WORK TO DO:
#1 In the book review about the book of Ruth, which bitter ingredient is given as an example of something added to a cake to make it taste good?
#2 Continue the book review about the book of Ruth from the point where it stops.

SOURCE EXTRACT:
========================================

Of all the books by John Piper that I’ve read, this short commentary and exposition of the book of Ruth may well be my favorite. It is certainly one of his most accessible.
As the subtitle suggestions, Piper explores the themes of human sexuality, racism/ethnocentrism, and God’s sovereignty, as they are presented in the story of Naomi, Ruth, and Boaz. The way these three relate to each other and to God has profound implications for us today, as it reveals God’s plan for salvation and His design for human relationships.
His premise is that God is sovereign over every circumstance, even the ones that seem most bitter as we experience them. Just as bitter ingredients (like vanilla extract) are added to a cake to make it taste good, so bitter experiences are used by God to work together according to His good purposes. We are shown this in the book of Ruth as we see how God was working through a series of terribly bitter circumstances in Naomi’s life (famine, move to a pagan nation, death of her husband & sons, barrenness of her daughters-in-law, etc) to bring about the circumstances that would lead to the birth of King David, and ultimately, of King Jesus.

========================================

RECORD EXTRACTS:
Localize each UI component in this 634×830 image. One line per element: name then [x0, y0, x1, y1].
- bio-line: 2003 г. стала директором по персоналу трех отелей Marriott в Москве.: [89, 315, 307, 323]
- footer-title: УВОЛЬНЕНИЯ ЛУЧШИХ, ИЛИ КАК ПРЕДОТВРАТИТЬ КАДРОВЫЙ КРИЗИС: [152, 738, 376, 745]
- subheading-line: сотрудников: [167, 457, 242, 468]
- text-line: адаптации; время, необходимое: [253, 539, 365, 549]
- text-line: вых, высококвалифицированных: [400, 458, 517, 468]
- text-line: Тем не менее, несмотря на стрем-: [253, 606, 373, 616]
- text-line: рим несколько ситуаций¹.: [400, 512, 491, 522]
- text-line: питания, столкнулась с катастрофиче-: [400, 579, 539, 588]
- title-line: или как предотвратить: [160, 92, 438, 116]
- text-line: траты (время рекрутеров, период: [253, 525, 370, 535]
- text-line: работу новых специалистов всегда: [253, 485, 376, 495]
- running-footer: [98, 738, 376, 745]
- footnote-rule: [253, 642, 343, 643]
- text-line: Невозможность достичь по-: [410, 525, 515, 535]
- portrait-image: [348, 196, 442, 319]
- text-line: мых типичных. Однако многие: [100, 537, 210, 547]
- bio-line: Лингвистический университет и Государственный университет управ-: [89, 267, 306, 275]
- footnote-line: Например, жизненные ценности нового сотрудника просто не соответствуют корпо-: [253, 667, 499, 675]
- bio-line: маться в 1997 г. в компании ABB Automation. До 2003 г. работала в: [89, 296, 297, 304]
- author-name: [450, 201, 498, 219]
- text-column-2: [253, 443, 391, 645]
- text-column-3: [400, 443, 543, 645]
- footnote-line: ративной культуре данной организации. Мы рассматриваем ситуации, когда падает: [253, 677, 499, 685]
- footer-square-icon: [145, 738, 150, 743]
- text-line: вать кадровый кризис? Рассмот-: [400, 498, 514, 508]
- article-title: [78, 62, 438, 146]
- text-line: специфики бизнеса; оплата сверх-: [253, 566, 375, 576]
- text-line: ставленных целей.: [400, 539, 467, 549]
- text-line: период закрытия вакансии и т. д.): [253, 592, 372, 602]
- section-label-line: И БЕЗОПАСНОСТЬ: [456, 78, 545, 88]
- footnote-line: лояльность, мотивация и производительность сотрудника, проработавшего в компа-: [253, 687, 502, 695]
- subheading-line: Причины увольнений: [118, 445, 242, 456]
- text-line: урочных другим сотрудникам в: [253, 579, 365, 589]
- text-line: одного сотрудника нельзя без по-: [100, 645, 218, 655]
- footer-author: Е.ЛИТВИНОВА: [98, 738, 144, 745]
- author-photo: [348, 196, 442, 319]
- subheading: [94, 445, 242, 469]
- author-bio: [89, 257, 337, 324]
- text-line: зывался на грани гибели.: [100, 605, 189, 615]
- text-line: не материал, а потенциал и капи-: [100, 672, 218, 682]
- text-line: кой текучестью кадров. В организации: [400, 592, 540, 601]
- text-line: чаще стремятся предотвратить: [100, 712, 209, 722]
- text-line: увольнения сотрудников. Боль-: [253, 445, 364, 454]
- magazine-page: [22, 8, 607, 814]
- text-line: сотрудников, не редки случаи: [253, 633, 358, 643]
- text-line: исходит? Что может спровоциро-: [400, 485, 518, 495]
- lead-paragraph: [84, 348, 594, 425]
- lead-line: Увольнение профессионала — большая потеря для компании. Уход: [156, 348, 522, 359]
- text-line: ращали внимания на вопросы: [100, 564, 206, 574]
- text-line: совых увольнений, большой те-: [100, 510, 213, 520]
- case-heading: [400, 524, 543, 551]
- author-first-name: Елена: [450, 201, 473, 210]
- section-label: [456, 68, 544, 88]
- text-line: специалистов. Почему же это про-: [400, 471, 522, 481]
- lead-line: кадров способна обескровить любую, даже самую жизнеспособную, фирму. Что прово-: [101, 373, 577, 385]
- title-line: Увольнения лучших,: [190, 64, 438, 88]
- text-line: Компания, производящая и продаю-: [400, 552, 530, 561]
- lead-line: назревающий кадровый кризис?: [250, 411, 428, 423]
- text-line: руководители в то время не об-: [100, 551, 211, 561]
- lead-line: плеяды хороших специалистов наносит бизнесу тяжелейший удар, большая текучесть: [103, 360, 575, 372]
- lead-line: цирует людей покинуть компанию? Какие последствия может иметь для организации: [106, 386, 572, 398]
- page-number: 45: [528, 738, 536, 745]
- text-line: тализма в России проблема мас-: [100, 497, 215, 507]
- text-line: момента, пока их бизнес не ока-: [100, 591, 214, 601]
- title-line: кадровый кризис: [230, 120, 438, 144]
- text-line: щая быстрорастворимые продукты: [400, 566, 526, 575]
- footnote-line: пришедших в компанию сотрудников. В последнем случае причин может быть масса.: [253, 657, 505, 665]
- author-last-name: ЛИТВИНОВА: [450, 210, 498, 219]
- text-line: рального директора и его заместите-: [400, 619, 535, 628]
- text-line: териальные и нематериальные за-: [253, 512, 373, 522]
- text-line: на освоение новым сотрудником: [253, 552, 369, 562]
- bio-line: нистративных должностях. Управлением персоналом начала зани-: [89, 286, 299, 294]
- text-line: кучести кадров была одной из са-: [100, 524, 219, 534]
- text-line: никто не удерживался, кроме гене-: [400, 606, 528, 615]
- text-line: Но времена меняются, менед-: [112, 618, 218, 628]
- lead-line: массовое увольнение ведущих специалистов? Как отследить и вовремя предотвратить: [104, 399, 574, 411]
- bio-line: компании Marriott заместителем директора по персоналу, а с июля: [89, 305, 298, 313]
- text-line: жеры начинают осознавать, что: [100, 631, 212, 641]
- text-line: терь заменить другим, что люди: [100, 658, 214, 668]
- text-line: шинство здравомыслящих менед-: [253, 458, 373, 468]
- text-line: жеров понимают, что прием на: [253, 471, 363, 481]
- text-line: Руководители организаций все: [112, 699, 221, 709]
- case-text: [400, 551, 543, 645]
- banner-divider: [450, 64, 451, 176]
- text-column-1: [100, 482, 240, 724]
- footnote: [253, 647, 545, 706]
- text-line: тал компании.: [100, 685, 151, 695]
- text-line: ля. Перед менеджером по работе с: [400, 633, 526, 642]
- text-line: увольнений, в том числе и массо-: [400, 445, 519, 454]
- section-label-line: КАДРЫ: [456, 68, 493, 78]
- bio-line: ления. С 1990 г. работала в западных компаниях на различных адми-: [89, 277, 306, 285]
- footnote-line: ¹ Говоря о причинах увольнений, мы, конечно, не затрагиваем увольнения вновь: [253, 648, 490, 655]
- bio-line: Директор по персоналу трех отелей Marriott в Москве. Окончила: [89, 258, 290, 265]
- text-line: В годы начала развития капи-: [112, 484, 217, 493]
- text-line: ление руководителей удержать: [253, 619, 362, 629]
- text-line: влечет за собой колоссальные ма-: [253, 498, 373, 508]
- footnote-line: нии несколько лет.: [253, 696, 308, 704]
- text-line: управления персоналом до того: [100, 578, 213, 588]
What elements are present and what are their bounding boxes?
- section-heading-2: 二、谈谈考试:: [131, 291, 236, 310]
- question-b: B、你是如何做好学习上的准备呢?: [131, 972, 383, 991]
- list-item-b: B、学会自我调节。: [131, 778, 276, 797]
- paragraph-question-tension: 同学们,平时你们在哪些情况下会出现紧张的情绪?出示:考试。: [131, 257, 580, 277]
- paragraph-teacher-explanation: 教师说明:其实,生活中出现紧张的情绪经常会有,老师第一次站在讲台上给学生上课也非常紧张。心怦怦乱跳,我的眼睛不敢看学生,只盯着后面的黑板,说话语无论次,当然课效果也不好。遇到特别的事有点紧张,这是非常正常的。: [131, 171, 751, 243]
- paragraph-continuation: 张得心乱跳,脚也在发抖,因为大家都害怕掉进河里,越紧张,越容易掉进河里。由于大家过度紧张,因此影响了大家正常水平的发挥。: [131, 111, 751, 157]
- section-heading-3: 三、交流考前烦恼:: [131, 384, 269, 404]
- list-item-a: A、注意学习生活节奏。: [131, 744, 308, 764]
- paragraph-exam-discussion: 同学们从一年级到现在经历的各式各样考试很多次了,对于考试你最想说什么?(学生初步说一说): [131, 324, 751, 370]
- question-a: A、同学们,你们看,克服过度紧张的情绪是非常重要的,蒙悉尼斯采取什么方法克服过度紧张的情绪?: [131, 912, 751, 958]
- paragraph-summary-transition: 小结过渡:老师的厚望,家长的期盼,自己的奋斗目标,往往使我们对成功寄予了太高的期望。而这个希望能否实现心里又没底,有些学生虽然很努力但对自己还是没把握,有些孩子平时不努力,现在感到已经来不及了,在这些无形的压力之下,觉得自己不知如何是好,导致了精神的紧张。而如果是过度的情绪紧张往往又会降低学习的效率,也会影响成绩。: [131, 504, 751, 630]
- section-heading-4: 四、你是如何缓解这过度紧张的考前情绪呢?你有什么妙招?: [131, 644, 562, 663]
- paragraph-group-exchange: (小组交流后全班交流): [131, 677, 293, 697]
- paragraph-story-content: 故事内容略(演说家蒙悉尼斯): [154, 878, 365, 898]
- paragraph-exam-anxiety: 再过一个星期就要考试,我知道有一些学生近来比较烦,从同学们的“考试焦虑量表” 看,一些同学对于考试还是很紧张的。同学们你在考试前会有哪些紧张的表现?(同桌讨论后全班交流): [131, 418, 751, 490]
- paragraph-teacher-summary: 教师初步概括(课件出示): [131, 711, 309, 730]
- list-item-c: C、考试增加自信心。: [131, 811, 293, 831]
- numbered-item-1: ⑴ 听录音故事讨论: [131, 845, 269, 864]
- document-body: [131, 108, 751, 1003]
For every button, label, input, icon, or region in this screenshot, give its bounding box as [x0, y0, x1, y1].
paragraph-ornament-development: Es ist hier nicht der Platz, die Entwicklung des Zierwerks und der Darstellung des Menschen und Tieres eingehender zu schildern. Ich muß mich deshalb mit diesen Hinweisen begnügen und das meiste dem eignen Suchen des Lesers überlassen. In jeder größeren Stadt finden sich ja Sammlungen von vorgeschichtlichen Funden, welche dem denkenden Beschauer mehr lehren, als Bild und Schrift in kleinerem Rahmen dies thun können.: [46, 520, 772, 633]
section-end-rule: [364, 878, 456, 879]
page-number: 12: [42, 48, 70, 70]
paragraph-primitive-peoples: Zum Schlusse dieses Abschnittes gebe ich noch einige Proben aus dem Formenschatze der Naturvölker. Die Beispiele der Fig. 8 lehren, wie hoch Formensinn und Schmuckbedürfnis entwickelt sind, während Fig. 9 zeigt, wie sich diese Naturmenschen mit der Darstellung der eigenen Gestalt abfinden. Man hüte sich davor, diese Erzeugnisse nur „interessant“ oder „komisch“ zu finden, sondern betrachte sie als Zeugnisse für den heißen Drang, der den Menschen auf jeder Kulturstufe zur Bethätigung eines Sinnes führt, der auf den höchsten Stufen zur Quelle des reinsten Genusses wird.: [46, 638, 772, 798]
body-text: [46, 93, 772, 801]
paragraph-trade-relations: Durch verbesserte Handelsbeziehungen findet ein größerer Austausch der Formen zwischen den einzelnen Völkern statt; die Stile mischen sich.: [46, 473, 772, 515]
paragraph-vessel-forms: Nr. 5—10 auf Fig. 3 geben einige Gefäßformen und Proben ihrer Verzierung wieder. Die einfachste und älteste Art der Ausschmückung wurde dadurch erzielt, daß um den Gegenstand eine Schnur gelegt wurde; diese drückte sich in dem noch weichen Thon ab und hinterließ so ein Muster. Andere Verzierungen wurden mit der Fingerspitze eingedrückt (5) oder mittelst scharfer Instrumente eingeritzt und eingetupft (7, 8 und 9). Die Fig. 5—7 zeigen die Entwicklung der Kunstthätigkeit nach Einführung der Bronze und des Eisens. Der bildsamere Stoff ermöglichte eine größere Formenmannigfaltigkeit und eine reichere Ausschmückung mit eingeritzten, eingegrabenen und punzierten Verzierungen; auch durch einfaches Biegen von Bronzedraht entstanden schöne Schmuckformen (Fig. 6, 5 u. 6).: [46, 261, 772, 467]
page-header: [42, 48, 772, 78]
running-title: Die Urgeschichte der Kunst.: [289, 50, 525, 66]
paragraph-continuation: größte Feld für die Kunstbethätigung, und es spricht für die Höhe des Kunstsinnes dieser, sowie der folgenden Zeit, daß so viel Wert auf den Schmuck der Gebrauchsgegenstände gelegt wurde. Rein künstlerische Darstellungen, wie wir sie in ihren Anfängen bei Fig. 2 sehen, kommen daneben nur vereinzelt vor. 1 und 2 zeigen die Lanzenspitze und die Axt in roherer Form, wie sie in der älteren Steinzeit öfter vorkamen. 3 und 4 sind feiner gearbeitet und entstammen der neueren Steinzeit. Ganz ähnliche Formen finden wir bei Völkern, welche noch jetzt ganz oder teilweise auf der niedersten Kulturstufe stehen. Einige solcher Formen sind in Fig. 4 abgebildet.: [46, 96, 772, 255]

========================================

SET OF ANSWERS:
#1 Vanilla extract.

#2
Through the process, we also see how Boaz and Ruth exemplify Godly purity in their relationship with one another, and how they model biblical manhood and womanhood. Furthermore, their interracial marriage and Ruth’s acceptance of (and by) the God of Israel shows us that there is no place for racial or ethnic preference or separation among God’s people. Saint Matthew includes four unlikely women in his lineage of Jesus Christ, including two adulterers (one of whom committed adultery with her father-in-law), a prostitute, and Ruth, a formerly Pagan Moabite. God is the God of all peoples, from every nation, tribe, and tongue.
Piper begins and ends his book with seven lessons we are to take from the book of Ruth, leading to seven appeals for us to apply this teaching to our lives:
- Study the Scriptures
- Pursue Sexual Purity
- Pursue Mature Manhood and Womanhood
- Embrace Ethnic Diversity
- Trust the Sovereignty of God
- Take the Risks of Love
- Live and Sing to the Glory of God
These are lessons for everyone, taught in a loving and conversational way, using Piper’s poetic, pastoral language (as opposed to the weighty, academic language used in his larger works such as Desiring God). For example, I love his great portrayal of Scriptural sexuality as “another kind of sexual power — like a river running deep between the high banks of righteousness. Without banks, a river overflows everywhere and creates havoc. It also gets muddy and shallow. That’s what happens to sex without the restraint of God.” For more examples of the way Piper expresses his heart for these topics, watch this short promo video:
Here, in his own words, is why he wrote this book:
Buy this book here.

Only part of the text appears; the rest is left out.